→ TASK INSTRUCTIONS: Please print all of the material below, word for word.

(Lines of data)
..........

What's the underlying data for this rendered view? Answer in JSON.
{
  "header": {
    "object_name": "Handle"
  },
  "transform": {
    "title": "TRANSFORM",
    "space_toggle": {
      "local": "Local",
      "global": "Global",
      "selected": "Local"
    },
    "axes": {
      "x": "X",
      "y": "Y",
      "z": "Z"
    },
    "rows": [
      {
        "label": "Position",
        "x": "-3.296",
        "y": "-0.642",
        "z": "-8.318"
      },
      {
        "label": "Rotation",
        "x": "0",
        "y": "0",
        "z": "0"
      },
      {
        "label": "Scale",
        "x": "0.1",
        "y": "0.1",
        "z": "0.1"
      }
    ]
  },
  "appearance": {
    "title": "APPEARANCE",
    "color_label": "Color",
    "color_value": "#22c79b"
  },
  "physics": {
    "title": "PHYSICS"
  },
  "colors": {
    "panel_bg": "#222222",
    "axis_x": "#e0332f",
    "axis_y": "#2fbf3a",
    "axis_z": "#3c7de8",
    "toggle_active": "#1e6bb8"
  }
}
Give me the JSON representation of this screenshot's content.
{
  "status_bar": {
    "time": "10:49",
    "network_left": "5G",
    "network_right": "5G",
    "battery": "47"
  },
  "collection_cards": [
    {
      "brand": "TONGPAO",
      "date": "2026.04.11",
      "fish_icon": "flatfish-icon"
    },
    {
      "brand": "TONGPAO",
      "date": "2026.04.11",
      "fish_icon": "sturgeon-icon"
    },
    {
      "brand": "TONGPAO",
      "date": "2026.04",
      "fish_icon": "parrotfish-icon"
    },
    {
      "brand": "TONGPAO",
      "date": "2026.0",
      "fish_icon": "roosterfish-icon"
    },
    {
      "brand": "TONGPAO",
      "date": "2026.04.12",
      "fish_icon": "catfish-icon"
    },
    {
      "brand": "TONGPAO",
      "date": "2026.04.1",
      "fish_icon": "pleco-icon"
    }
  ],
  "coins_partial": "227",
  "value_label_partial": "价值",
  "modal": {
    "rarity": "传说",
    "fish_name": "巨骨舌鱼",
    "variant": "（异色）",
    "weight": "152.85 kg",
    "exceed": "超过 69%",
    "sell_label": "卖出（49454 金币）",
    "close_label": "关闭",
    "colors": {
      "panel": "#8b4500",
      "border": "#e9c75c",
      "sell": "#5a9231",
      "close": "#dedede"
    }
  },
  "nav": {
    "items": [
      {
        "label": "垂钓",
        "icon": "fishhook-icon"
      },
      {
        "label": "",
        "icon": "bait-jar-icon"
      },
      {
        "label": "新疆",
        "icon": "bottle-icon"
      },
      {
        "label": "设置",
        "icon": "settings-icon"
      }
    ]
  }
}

..........

→ ANSWER FOR THIS EXERCISE:
What's the underlying data for this rendered view? Answer in JSON.
{
  "header": {
    "object_name": "Handle"
  },
  "transform": {
    "title": "TRANSFORM",
    "space_toggle": {
      "local": "Local",
      "global": "Global",
      "selected": "Local"
    },
    "axes": {
      "x": "X",
      "y": "Y",
      "z": "Z"
    },
    "rows": [
      {
        "label": "Position",
        "x": "-3.296",
        "y": "-0.642",
        "z": "-8.318"
      },
      {
        "label": "Rotation",
        "x": "0",
        "y": "0",
        "z": "0"
      },
      {
        "label": "Scale",
        "x": "0.1",
        "y": "0.1",
        "z": "0.1"
      }
    ]
  },
  "appearance": {
    "title": "APPEARANCE",
    "color_label": "Color",
    "color_value": "#22c79b"
  },
  "physics": {
    "title": "PHYSICS"
  },
  "colors": {
    "panel_bg": "#222222",
    "axis_x": "#e0332f",
    "axis_y": "#2fbf3a",
    "axis_z": "#3c7de8",
    "toggle_active": "#1e6bb8"
  }
}
Give me the JSON representation of this screenshot's content.
{
  "status_bar": {
    "time": "10:49",
    "network_left": "5G",
    "network_right": "5G",
    "battery": "47"
  },
  "collection_cards": [
    {
      "brand": "TONGPAO",
      "date": "2026.04.11",
      "fish_icon": "flatfish-icon"
    },
    {
      "brand": "TONGPAO",
      "date": "2026.04.11",
      "fish_icon": "sturgeon-icon"
    },
    {
      "brand": "TONGPAO",
      "date": "2026.04",
      "fish_icon": "parrotfish-icon"
    },
    {
      "brand": "TONGPAO",
      "date": "2026.0",
      "fish_icon": "roosterfish-icon"
    },
    {
      "brand": "TONGPAO",
      "date": "2026.04.12",
      "fish_icon": "catfish-icon"
    },
    {
      "brand": "TONGPAO",
      "date": "2026.04.1",
      "fish_icon": "pleco-icon"
    }
  ],
  "coins_partial": "227",
  "value_label_partial": "价值",
  "modal": {
    "rarity": "传说",
    "fish_name": "巨骨舌鱼",
    "variant": "（异色）",
    "weight": "152.85 kg",
    "exceed": "超过 69%",
    "sell_label": "卖出（49454 金币）",
    "close_label": "关闭",
    "colors": {
      "panel": "#8b4500",
      "border": "#e9c75c",
      "sell": "#5a9231",
      "close": "#dedede"
    }
  },
  "nav": {
    "items": [
      {
        "label": "垂钓",
        "icon": "fishhook-icon"
      },
      {
        "label": "",
        "icon": "bait-jar-icon"
      },
      {
        "label": "新疆",
        "icon": "bottle-icon"
      },
      {
        "label": "设置",
        "icon": "settings-icon"
      }
    ]
  }
}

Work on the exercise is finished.